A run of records
────────

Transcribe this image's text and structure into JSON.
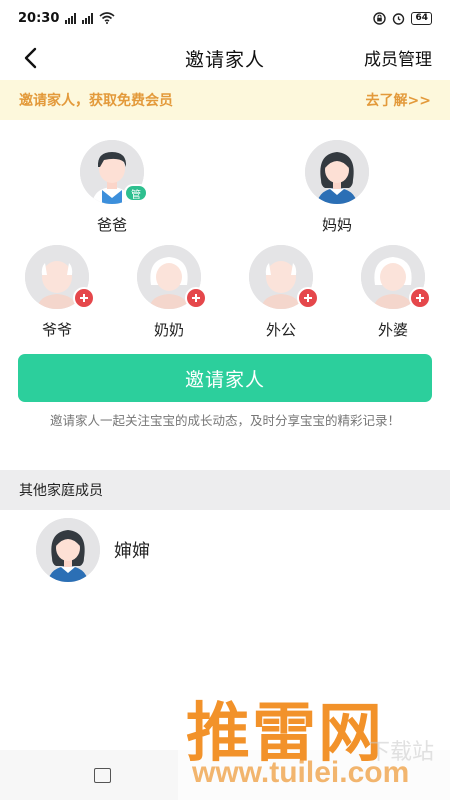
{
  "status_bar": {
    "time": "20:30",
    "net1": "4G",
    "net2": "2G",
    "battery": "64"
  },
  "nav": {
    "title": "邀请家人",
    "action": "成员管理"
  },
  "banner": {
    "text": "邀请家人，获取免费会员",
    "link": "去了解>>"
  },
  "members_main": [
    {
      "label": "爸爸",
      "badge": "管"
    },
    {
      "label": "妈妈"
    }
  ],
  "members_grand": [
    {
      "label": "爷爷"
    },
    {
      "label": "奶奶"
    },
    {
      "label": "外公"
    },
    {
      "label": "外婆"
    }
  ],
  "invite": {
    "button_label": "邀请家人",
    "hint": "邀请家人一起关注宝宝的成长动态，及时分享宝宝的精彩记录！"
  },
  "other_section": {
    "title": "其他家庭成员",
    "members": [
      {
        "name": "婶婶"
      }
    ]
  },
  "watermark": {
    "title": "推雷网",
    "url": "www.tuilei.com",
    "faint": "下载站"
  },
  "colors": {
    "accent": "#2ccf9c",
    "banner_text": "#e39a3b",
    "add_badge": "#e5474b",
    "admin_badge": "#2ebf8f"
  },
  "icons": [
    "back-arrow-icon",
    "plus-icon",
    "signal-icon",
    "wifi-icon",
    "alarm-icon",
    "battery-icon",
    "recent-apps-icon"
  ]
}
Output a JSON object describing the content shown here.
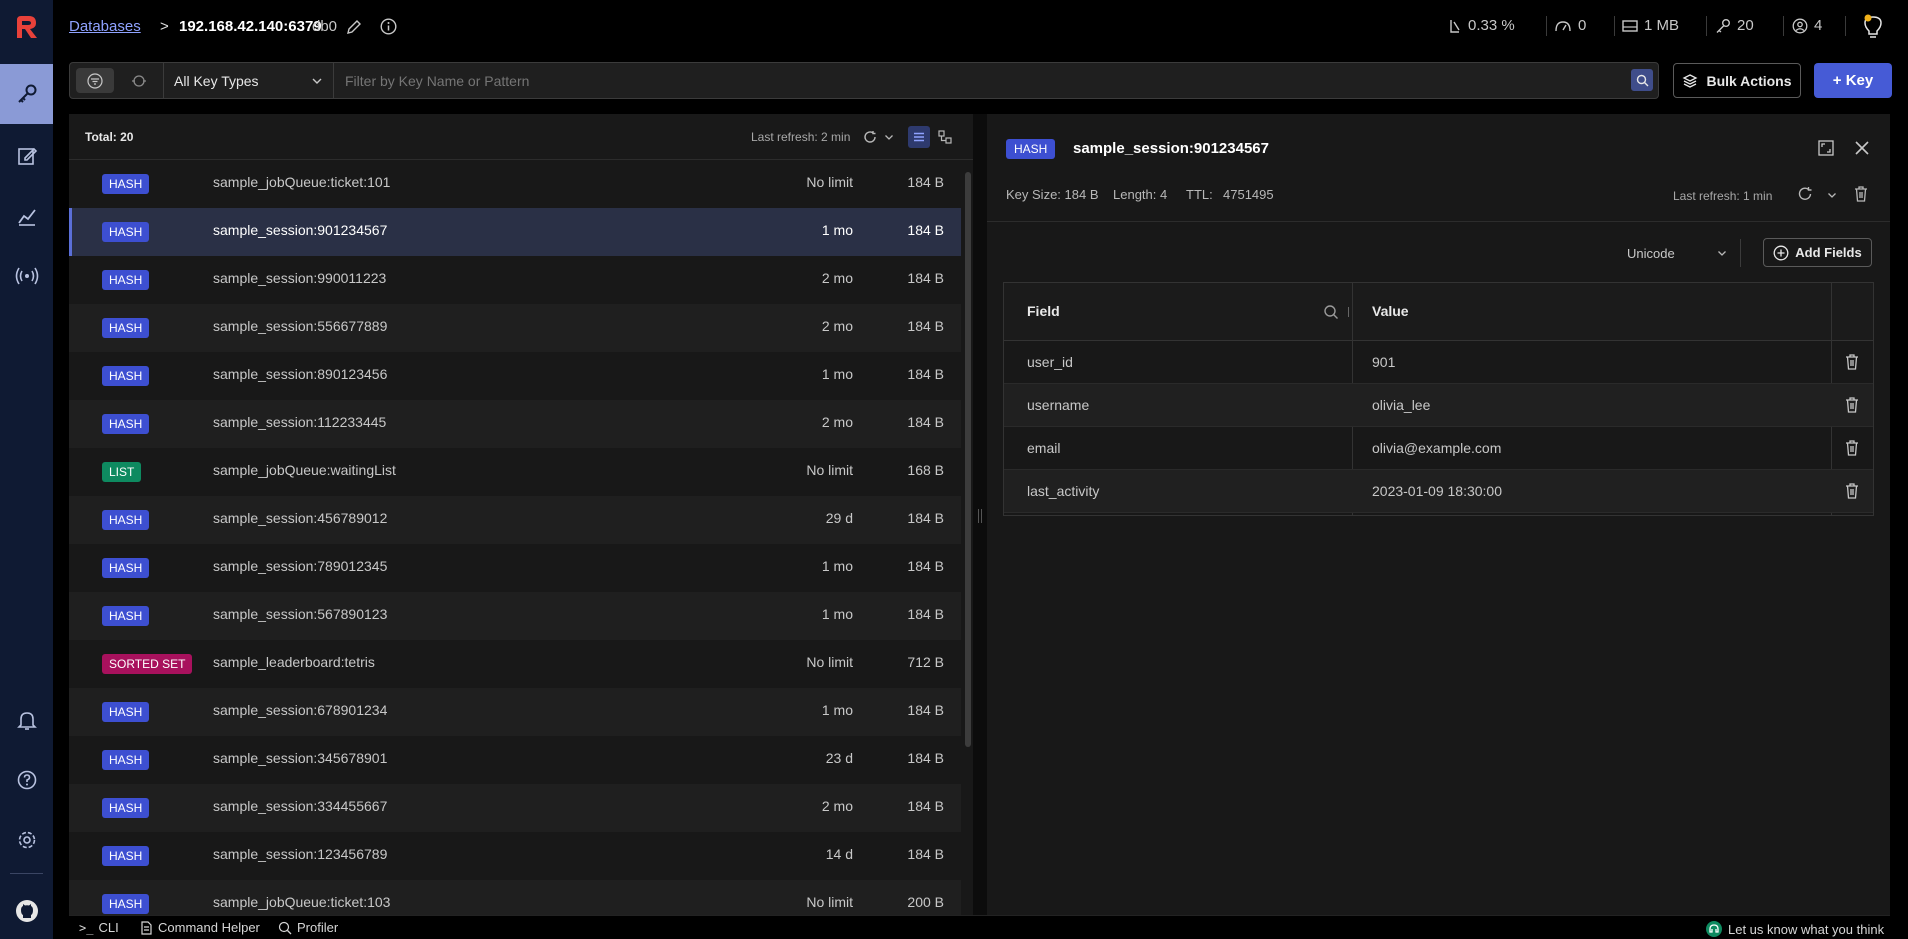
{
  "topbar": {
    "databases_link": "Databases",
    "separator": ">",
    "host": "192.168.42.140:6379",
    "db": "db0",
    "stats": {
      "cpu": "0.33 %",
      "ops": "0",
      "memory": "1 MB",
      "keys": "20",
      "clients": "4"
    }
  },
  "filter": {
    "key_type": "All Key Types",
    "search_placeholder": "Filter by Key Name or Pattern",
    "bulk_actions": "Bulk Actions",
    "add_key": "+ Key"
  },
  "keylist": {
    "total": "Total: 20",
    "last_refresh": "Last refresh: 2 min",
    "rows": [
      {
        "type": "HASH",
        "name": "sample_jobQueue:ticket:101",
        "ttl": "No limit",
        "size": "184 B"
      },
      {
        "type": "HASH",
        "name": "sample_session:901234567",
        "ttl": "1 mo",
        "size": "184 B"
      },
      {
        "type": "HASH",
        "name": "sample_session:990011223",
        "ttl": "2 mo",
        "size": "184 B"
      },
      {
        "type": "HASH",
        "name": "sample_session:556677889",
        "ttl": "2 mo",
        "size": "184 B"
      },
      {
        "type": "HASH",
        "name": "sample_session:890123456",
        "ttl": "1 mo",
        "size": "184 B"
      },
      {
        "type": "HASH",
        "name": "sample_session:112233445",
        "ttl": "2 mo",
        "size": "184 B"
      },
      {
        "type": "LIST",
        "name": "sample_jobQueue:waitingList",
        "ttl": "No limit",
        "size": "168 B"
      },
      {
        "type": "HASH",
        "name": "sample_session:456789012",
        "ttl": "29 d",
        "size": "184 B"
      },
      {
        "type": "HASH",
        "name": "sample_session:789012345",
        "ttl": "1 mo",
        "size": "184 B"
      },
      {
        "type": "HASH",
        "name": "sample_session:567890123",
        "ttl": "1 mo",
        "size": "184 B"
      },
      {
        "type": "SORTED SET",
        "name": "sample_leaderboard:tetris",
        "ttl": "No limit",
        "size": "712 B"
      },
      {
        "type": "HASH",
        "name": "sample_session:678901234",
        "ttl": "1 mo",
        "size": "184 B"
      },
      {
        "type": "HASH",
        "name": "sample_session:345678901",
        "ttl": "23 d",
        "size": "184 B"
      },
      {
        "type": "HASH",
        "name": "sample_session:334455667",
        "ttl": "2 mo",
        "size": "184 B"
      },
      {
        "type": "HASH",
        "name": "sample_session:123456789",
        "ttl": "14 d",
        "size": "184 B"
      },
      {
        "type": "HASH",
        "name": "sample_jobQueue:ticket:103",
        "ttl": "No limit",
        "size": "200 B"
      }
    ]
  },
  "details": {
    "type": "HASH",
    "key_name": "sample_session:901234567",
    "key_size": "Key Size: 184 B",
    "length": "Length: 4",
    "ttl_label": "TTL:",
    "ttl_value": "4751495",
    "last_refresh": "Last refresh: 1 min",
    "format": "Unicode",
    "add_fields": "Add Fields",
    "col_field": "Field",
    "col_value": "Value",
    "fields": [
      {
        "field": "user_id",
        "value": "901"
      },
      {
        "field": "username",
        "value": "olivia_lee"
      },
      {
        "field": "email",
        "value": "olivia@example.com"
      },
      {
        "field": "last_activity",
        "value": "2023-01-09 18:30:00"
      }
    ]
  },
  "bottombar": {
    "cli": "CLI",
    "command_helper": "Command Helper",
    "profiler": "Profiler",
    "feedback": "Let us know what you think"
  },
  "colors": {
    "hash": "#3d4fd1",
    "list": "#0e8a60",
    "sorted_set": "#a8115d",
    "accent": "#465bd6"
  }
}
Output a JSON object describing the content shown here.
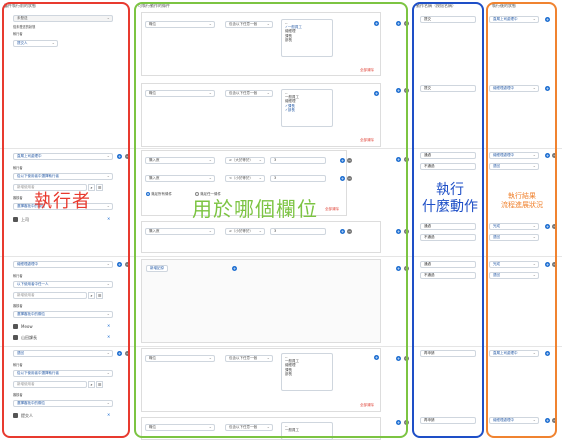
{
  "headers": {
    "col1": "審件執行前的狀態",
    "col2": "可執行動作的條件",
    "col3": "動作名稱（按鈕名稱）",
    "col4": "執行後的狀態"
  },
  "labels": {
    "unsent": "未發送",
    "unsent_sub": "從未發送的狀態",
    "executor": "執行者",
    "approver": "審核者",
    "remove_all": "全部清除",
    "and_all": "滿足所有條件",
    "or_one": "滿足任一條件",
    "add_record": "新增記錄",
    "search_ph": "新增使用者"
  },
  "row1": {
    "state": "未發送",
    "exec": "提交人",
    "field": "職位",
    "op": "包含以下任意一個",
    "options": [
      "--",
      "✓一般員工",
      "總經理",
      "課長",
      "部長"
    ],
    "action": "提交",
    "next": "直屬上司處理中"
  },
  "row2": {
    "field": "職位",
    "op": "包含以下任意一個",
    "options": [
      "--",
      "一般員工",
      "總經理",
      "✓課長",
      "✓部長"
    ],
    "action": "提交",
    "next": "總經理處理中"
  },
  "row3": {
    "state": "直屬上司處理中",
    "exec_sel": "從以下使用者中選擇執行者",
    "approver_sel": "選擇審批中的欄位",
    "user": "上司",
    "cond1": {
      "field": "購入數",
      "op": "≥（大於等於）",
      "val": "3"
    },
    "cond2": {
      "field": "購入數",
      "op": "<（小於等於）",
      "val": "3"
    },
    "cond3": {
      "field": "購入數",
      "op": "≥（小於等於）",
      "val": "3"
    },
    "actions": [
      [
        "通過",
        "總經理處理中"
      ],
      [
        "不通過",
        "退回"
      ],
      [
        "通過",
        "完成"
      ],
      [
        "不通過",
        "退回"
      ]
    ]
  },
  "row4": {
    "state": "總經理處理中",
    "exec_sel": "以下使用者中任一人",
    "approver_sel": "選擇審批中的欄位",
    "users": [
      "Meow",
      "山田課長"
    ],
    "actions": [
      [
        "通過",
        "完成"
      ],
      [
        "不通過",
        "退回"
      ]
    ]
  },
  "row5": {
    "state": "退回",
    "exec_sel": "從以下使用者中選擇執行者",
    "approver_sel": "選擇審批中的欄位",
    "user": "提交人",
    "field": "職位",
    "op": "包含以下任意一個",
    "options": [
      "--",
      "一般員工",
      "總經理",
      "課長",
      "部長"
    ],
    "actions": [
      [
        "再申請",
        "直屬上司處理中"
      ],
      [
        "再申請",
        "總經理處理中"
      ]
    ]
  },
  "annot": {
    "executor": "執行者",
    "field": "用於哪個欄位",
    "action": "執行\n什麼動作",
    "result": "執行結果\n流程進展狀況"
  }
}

────────

- _What to do_
The records above need to be restated word for word, with the pictures left out.

- _Reply to the task_
Transcribe this image's text and structure into JSON.
{
  "status_bar": {
    "time": "20:30",
    "net1": "4G",
    "net2": "2G",
    "battery": "64"
  },
  "nav": {
    "title": "邀请家人",
    "action": "成员管理"
  },
  "banner": {
    "text": "邀请家人，获取免费会员",
    "link": "去了解>>"
  },
  "members_main": [
    {
      "label": "爸爸",
      "badge": "管"
    },
    {
      "label": "妈妈"
    }
  ],
  "members_grand": [
    {
      "label": "爷爷"
    },
    {
      "label": "奶奶"
    },
    {
      "label": "外公"
    },
    {
      "label": "外婆"
    }
  ],
  "invite": {
    "button_label": "邀请家人",
    "hint": "邀请家人一起关注宝宝的成长动态，及时分享宝宝的精彩记录！"
  },
  "other_section": {
    "title": "其他家庭成员",
    "members": [
      {
        "name": "婶婶"
      }
    ]
  },
  "watermark": {
    "title": "推雷网",
    "url": "www.tuilei.com",
    "faint": "下载站"
  },
  "colors": {
    "accent": "#2ccf9c",
    "banner_text": "#e39a3b",
    "add_badge": "#e5474b",
    "admin_badge": "#2ebf8f"
  },
  "icons": [
    "back-arrow-icon",
    "plus-icon",
    "signal-icon",
    "wifi-icon",
    "alarm-icon",
    "battery-icon",
    "recent-apps-icon"
  ]
}
Output a JSON object describing the content shown here.
{
  "topbar": {
    "databases_link": "Databases",
    "separator": ">",
    "host": "192.168.42.140:6379",
    "db": "db0",
    "stats": {
      "cpu": "0.33 %",
      "ops": "0",
      "memory": "1 MB",
      "keys": "20",
      "clients": "4"
    }
  },
  "filter": {
    "key_type": "All Key Types",
    "search_placeholder": "Filter by Key Name or Pattern",
    "bulk_actions": "Bulk Actions",
    "add_key": "+ Key"
  },
  "keylist": {
    "total": "Total: 20",
    "last_refresh": "Last refresh: 2 min",
    "rows": [
      {
        "type": "HASH",
        "name": "sample_jobQueue:ticket:101",
        "ttl": "No limit",
        "size": "184 B"
      },
      {
        "type": "HASH",
        "name": "sample_session:901234567",
        "ttl": "1 mo",
        "size": "184 B"
      },
      {
        "type": "HASH",
        "name": "sample_session:990011223",
        "ttl": "2 mo",
        "size": "184 B"
      },
      {
        "type": "HASH",
        "name": "sample_session:556677889",
        "ttl": "2 mo",
        "size": "184 B"
      },
      {
        "type": "HASH",
        "name": "sample_session:890123456",
        "ttl": "1 mo",
        "size": "184 B"
      },
      {
        "type": "HASH",
        "name": "sample_session:112233445",
        "ttl": "2 mo",
        "size": "184 B"
      },
      {
        "type": "LIST",
        "name": "sample_jobQueue:waitingList",
        "ttl": "No limit",
        "size": "168 B"
      },
      {
        "type": "HASH",
        "name": "sample_session:456789012",
        "ttl": "29 d",
        "size": "184 B"
      },
      {
        "type": "HASH",
        "name": "sample_session:789012345",
        "ttl": "1 mo",
        "size": "184 B"
      },
      {
        "type": "HASH",
        "name": "sample_session:567890123",
        "ttl": "1 mo",
        "size": "184 B"
      },
      {
        "type": "SORTED SET",
        "name": "sample_leaderboard:tetris",
        "ttl": "No limit",
        "size": "712 B"
      },
      {
        "type": "HASH",
        "name": "sample_session:678901234",
        "ttl": "1 mo",
        "size": "184 B"
      },
      {
        "type": "HASH",
        "name": "sample_session:345678901",
        "ttl": "23 d",
        "size": "184 B"
      },
      {
        "type": "HASH",
        "name": "sample_session:334455667",
        "ttl": "2 mo",
        "size": "184 B"
      },
      {
        "type": "HASH",
        "name": "sample_session:123456789",
        "ttl": "14 d",
        "size": "184 B"
      },
      {
        "type": "HASH",
        "name": "sample_jobQueue:ticket:103",
        "ttl": "No limit",
        "size": "200 B"
      }
    ]
  },
  "details": {
    "type": "HASH",
    "key_name": "sample_session:901234567",
    "key_size": "Key Size: 184 B",
    "length": "Length: 4",
    "ttl_label": "TTL:",
    "ttl_value": "4751495",
    "last_refresh": "Last refresh: 1 min",
    "format": "Unicode",
    "add_fields": "Add Fields",
    "col_field": "Field",
    "col_value": "Value",
    "fields": [
      {
        "field": "user_id",
        "value": "901"
      },
      {
        "field": "username",
        "value": "olivia_lee"
      },
      {
        "field": "email",
        "value": "olivia@example.com"
      },
      {
        "field": "last_activity",
        "value": "2023-01-09 18:30:00"
      }
    ]
  },
  "bottombar": {
    "cli": "CLI",
    "command_helper": "Command Helper",
    "profiler": "Profiler",
    "feedback": "Let us know what you think"
  },
  "colors": {
    "hash": "#3d4fd1",
    "list": "#0e8a60",
    "sorted_set": "#a8115d",
    "accent": "#465bd6"
  }
}
Output a JSON object describing the content shown here.
{
  "headers": {
    "col1": "審件執行前的狀態",
    "col2": "可執行動作的條件",
    "col3": "動作名稱（按鈕名稱）",
    "col4": "執行後的狀態"
  },
  "labels": {
    "unsent": "未發送",
    "unsent_sub": "從未發送的狀態",
    "executor": "執行者",
    "approver": "審核者",
    "remove_all": "全部清除",
    "and_all": "滿足所有條件",
    "or_one": "滿足任一條件",
    "add_record": "新增記錄",
    "search_ph": "新增使用者"
  },
  "row1": {
    "state": "未發送",
    "exec": "提交人",
    "field": "職位",
    "op": "包含以下任意一個",
    "options": [
      "--",
      "✓一般員工",
      "總經理",
      "課長",
      "部長"
    ],
    "action": "提交",
    "next": "直屬上司處理中"
  },
  "row2": {
    "field": "職位",
    "op": "包含以下任意一個",
    "options": [
      "--",
      "一般員工",
      "總經理",
      "✓課長",
      "✓部長"
    ],
    "action": "提交",
    "next": "總經理處理中"
  },
  "row3": {
    "state": "直屬上司處理中",
    "exec_sel": "從以下使用者中選擇執行者",
    "approver_sel": "選擇審批中的欄位",
    "user": "上司",
    "cond1": {
      "field": "購入數",
      "op": "≥（大於等於）",
      "val": "3"
    },
    "cond2": {
      "field": "購入數",
      "op": "<（小於等於）",
      "val": "3"
    },
    "cond3": {
      "field": "購入數",
      "op": "≥（小於等於）",
      "val": "3"
    },
    "actions": [
      [
        "通過",
        "總經理處理中"
      ],
      [
        "不通過",
        "退回"
      ],
      [
        "通過",
        "完成"
      ],
      [
        "不通過",
        "退回"
      ]
    ]
  },
  "row4": {
    "state": "總經理處理中",
    "exec_sel": "以下使用者中任一人",
    "approver_sel": "選擇審批中的欄位",
    "users": [
      "Meow",
      "山田課長"
    ],
    "actions": [
      [
        "通過",
        "完成"
      ],
      [
        "不通過",
        "退回"
      ]
    ]
  },
  "row5": {
    "state": "退回",
    "exec_sel": "從以下使用者中選擇執行者",
    "approver_sel": "選擇審批中的欄位",
    "user": "提交人",
    "field": "職位",
    "op": "包含以下任意一個",
    "options": [
      "--",
      "一般員工",
      "總經理",
      "課長",
      "部長"
    ],
    "actions": [
      [
        "再申請",
        "直屬上司處理中"
      ],
      [
        "再申請",
        "總經理處理中"
      ]
    ]
  },
  "annot": {
    "executor": "執行者",
    "field": "用於哪個欄位",
    "action": "執行\n什麼動作",
    "result": "執行結果\n流程進展狀況"
  }
}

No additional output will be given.